- [TEXT PROVIDED]
────────
# I'm off to New York!



## KBoards Admin (Nov 27, 2007)

I'm heading to NYC with my wife and two younger daughters in the morning. My brother-in-law and his wife just had a baby boy, so we're going to meet the new nephew.

They live in Brooklyn, so we'll be staying out there. We have a couple of fun things planned - like walking across the Brooklyn Bridge. And, we have tickets to Wicked, which I'm really excited about. 

I was last in New York in Aug 2001, when I was there with my wife for a human services conference. We have a lot of fond and poignant memories of that trip.


----------



## Anju  (Nov 8, 2008)

Have a great trip Harvey but don't forget the hints!  Chat room is not the best if we can't get there ARGHHHH

However I did find #2


----------



## KBoards Admin (Nov 27, 2007)

Thanks Anju! I or one of our other Mods will keep the hints coming... and they won't all be chatroom hints.


----------



## Ruby296 (Nov 1, 2008)

Have a safe trip, Harvey!  NYC is one of my favorite places.


----------



## chynared21 (Oct 28, 2008)

*Safe travels Harvey to you and family. When you get to Brooklyn, face south and wave towards Staten Island ) Wicked was awesome...my birthday present to myself. If you can...on Saturday mornings, they hold a Behind the Curtain tour. It's a tour that I'm planning to take DD to when the weather gets a bit nicer. Have fun and congrats on the new nephew!*


----------



## luvmy4brats (Nov 9, 2008)

Have fun Harvey. 

Stay safe.


----------



## Leslie (Apr 7, 2008)

Look for this, Harvey. It's outside Heath Ledger's (former) home in Brooklyn. His birthday is April 4th. Just a nice tribute...


----------



## Linda Cannon-Mott (Oct 28, 2008)

Sounds like fun! Be safe.


----------



## Kathy (Nov 5, 2008)

New babies. Always fun to see. Have a great time.


----------



## crebel (Jan 15, 2009)

Be safe and enjoy getting to know your new nephew!


----------



## kim (Nov 20, 2008)

Quite a few of the posts said to "be safe"...  You would definitely be safe if you wore your helmet cam


----------



## KBoards Admin (Nov 27, 2007)

chynared21 said:


> *Safe travels Harvey to you and family. When you get to Brooklyn, face south and wave towards Staten Island ) Wicked was awesome...my birthday present to myself. If you can...on Saturday mornings, they hold a Behind the Curtain tour. It's a tour that I'm planning to take DD to when the weather gets a bit nicer. Have fun and congrats on the new nephew!*


Thanks chynared! We'll be on the Staten Island ferry so look for me waving from there! 

I saw Wicked at the Pantages in Los Angeles, and just loved it. "For Good" is one of my all-time favorite songs. I can't wait for my wife and daughters to see it.


----------



## Kind (Jan 28, 2009)

Enjoy the trip and congrats on the new addition to the family!!


----------



## KBoards Admin (Nov 27, 2007)

Leslie said:


> Look for this, Harvey. It's outside Heath Ledger's (former) home in Brooklyn. His birthday is April 4th. Just a nice tribute...
────────
- [GOAL 1] Reproduce the listing word for word, from its first line through the line that holds "square-e4[interactable]: ♟ bbox=[100, 113, 121, 133]", both included.

- [EXTRACTED DATA]
────────
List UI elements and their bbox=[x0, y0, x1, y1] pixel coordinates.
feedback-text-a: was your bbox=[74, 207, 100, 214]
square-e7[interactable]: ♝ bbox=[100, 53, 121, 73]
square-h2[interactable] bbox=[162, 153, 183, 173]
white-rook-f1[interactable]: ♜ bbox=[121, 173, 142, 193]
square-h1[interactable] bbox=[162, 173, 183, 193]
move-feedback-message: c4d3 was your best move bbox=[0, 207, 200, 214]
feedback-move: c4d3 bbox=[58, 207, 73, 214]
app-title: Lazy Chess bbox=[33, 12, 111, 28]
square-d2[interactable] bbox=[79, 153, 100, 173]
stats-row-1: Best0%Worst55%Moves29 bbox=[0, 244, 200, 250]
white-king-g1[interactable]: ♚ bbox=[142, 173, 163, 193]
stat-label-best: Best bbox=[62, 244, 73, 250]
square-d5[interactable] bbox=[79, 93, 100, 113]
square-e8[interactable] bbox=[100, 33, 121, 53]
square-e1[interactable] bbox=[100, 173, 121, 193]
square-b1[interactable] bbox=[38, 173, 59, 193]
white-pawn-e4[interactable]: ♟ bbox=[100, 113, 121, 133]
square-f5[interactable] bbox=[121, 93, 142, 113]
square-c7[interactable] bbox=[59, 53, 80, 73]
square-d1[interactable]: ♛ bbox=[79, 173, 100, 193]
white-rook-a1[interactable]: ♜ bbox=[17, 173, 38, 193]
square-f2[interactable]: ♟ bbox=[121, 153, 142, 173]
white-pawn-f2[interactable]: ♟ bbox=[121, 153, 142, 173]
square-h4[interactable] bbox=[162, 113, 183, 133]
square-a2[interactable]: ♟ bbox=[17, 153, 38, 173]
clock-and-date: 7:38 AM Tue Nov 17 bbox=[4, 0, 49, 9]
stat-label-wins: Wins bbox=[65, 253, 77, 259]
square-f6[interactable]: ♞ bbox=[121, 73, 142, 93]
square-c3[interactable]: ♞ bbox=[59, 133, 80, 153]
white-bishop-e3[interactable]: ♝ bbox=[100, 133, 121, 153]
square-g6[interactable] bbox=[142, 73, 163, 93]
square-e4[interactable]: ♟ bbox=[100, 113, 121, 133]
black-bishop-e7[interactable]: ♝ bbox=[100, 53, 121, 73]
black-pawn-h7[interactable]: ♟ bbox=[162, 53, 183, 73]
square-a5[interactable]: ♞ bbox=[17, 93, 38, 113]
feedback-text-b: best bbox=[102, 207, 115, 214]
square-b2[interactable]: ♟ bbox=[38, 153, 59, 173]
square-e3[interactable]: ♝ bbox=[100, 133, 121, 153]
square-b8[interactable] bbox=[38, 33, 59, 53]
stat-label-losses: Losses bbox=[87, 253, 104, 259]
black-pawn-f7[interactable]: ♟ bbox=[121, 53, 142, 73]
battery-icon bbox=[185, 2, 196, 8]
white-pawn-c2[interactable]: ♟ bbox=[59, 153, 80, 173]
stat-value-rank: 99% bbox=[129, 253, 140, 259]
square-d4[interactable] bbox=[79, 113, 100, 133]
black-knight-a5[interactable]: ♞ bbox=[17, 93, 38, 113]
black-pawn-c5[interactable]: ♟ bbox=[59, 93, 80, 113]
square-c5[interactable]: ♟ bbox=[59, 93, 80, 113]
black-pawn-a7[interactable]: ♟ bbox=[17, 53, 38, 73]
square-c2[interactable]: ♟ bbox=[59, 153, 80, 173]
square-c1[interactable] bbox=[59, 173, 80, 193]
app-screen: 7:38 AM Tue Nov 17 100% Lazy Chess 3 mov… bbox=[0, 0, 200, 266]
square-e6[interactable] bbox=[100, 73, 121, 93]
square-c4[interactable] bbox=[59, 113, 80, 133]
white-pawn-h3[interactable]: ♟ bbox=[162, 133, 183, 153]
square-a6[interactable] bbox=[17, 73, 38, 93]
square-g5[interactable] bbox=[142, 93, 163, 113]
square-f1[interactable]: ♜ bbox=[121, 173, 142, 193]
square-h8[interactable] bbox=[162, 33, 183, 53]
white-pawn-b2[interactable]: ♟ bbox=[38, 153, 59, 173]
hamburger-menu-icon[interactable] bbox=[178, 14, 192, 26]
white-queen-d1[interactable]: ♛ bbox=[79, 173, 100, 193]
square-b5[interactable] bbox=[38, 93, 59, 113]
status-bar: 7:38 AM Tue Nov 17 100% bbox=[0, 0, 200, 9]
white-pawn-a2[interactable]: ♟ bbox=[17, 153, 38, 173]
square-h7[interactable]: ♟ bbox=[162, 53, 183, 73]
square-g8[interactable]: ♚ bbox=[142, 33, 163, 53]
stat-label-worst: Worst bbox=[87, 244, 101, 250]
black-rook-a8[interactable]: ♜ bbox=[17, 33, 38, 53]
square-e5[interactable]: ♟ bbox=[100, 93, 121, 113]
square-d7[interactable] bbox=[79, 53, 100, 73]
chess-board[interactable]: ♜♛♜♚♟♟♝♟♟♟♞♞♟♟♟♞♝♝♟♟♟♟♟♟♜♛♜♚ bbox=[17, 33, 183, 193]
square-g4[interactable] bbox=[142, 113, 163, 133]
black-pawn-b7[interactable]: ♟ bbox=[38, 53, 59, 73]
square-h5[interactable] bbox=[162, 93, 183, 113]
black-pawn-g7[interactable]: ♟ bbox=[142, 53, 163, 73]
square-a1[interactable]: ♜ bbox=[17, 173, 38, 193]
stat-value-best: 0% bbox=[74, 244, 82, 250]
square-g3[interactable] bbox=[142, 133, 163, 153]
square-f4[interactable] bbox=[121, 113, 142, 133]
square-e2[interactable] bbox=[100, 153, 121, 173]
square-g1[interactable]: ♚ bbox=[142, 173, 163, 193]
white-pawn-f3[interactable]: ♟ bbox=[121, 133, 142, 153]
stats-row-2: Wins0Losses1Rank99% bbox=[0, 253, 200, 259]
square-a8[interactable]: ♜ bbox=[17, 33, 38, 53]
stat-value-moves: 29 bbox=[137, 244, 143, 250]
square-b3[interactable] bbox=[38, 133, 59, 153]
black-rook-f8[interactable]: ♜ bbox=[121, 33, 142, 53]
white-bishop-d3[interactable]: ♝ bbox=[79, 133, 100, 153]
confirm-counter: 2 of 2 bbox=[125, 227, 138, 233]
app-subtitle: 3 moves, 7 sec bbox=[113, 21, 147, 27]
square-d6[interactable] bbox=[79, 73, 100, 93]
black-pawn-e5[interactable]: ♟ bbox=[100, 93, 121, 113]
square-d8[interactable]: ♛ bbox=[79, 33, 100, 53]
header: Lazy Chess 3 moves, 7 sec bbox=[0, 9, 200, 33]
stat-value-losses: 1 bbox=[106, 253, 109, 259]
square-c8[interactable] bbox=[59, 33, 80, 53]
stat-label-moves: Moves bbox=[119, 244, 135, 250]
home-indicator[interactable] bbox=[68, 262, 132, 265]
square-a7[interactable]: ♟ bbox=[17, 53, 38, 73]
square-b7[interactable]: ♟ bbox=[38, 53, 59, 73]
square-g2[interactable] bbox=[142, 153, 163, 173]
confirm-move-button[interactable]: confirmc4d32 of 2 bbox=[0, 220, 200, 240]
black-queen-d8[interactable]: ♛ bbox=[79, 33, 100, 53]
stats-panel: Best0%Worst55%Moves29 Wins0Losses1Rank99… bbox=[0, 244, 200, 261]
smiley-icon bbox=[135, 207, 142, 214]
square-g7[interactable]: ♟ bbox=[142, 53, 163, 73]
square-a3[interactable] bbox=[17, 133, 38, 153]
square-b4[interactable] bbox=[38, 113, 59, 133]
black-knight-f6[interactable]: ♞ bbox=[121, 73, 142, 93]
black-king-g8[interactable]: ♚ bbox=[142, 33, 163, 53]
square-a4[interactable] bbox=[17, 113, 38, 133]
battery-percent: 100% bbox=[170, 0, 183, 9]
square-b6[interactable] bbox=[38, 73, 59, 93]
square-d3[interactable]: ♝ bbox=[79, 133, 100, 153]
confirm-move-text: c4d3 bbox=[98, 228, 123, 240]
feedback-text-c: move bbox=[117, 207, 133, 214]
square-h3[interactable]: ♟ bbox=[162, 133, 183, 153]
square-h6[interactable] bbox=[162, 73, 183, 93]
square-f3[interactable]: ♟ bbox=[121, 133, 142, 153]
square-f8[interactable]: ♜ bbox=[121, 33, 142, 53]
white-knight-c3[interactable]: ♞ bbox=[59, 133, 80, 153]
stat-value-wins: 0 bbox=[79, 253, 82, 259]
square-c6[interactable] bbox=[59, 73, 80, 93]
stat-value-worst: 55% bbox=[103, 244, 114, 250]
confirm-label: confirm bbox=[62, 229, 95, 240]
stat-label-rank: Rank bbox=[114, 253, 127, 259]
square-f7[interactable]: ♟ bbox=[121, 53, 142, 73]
────────
- [GOAL 2] Pick up the forum thread about the New York trip and continue it from the point where it stops.

- [FINAL ANSWER 1]
List UI elements and their bbox=[x0, y0, x1, y1] pixel coordinates.
feedback-text-a: was your bbox=[74, 207, 100, 214]
square-e7[interactable]: ♝ bbox=[100, 53, 121, 73]
square-h2[interactable] bbox=[162, 153, 183, 173]
white-rook-f1[interactable]: ♜ bbox=[121, 173, 142, 193]
square-h1[interactable] bbox=[162, 173, 183, 193]
move-feedback-message: c4d3 was your best move bbox=[0, 207, 200, 214]
feedback-move: c4d3 bbox=[58, 207, 73, 214]
app-title: Lazy Chess bbox=[33, 12, 111, 28]
square-d2[interactable] bbox=[79, 153, 100, 173]
stats-row-1: Best0%Worst55%Moves29 bbox=[0, 244, 200, 250]
white-king-g1[interactable]: ♚ bbox=[142, 173, 163, 193]
stat-label-best: Best bbox=[62, 244, 73, 250]
square-d5[interactable] bbox=[79, 93, 100, 113]
square-e8[interactable] bbox=[100, 33, 121, 53]
square-e1[interactable] bbox=[100, 173, 121, 193]
square-b1[interactable] bbox=[38, 173, 59, 193]
white-pawn-e4[interactable]: ♟ bbox=[100, 113, 121, 133]
square-f5[interactable] bbox=[121, 93, 142, 113]
square-c7[interactable] bbox=[59, 53, 80, 73]
square-d1[interactable]: ♛ bbox=[79, 173, 100, 193]
white-rook-a1[interactable]: ♜ bbox=[17, 173, 38, 193]
square-f2[interactable]: ♟ bbox=[121, 153, 142, 173]
white-pawn-f2[interactable]: ♟ bbox=[121, 153, 142, 173]
square-h4[interactable] bbox=[162, 113, 183, 133]
square-a2[interactable]: ♟ bbox=[17, 153, 38, 173]
clock-and-date: 7:38 AM Tue Nov 17 bbox=[4, 0, 49, 9]
stat-label-wins: Wins bbox=[65, 253, 77, 259]
square-f6[interactable]: ♞ bbox=[121, 73, 142, 93]
square-c3[interactable]: ♞ bbox=[59, 133, 80, 153]
white-bishop-e3[interactable]: ♝ bbox=[100, 133, 121, 153]
square-g6[interactable] bbox=[142, 73, 163, 93]
square-e4[interactable]: ♟ bbox=[100, 113, 121, 133]

- [FINAL ANSWER 2]
Thanks, Leslie. You inspired me to google a bit about that - it seems that Heath tried to live a regular, non-ostentatious life when he was in his home in Brooklyn - just doing normal neighbourly things without an entourage around him all the time. From what his neighbours write, he came across as a normal guy and not the big movie-star type. Pretty impressive for an A-list actor.


----------



## Vegas_Asian (Nov 2, 2008)

Be safe and enjoy yourselves!


----------



## JimJ (Mar 3, 2009)

Congrats on the new nephew.  The trip sounds awesome.  I've never been to NYC, but I've always wanted to go.  I'm thinking about trying to go sometime next year if I can get the money together.  If I do, Wicked is definitely at the top of the to do list.


----------



## Linda Cannon-Mott (Oct 28, 2008)

Sweet, clean baby smell and puppy breath are two things I wish could be bottled and sold. Enjoy your nephew Harvey!


----------



## Ann in Arlington (Oct 27, 2008)

I second kim's vote that you wear the Helmet cam. . . . 

Ann


----------



## chynared21 (Oct 28, 2008)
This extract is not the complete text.